* _Directions for this task_
Search the data below for the string "installation". Extract every line that contains it.

* _Provided data_
==========

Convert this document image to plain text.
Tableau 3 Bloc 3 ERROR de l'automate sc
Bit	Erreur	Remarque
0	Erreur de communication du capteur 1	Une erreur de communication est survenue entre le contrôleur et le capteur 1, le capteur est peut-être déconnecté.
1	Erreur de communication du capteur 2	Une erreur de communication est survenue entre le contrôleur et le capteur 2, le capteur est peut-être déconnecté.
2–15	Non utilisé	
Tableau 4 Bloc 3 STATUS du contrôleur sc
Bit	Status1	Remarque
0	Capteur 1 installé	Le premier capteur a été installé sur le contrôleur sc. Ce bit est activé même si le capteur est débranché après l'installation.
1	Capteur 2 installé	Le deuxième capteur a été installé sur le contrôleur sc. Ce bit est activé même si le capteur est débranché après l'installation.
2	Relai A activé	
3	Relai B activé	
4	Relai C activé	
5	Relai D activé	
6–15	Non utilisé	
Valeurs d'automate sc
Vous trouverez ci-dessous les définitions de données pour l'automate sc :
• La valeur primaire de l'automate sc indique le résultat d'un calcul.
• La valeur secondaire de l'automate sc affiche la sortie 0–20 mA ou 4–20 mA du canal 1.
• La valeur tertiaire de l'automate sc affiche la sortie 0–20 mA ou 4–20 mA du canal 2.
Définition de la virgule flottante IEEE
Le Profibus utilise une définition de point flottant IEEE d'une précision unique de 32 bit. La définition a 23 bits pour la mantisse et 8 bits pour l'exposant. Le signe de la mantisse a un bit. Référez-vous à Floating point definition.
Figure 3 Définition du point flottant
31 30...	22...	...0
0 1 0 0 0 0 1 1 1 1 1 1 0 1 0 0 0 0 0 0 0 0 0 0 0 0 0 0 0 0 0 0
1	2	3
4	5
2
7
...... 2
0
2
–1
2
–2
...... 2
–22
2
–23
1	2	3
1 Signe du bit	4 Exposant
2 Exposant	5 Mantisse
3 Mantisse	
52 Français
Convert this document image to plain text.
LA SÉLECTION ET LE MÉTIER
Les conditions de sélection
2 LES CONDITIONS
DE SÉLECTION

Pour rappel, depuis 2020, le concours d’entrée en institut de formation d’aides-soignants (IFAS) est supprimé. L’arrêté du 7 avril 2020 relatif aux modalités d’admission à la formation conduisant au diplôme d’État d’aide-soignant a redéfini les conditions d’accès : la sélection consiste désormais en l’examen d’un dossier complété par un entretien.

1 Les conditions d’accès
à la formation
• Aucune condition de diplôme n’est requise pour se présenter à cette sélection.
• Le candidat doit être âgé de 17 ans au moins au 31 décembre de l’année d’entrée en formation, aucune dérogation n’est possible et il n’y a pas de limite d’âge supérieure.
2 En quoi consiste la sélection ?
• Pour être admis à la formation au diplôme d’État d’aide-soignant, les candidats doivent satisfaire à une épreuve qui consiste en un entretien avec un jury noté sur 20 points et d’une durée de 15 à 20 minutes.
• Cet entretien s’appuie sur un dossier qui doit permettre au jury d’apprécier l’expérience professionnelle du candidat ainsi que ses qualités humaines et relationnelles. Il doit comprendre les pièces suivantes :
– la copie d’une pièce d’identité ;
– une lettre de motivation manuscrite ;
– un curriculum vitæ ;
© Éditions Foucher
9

==========

* _Final result_
0	Capteur 1 installé	Le premier capteur a été installé sur le contrôleur sc. Ce bit est activé même si le capteur est débranché après l'installation.
1	Capteur 2 installé	Le deuxième capteur a été installé sur le contrôleur sc. Ce bit est activé même si le capteur est débranché après l'installation.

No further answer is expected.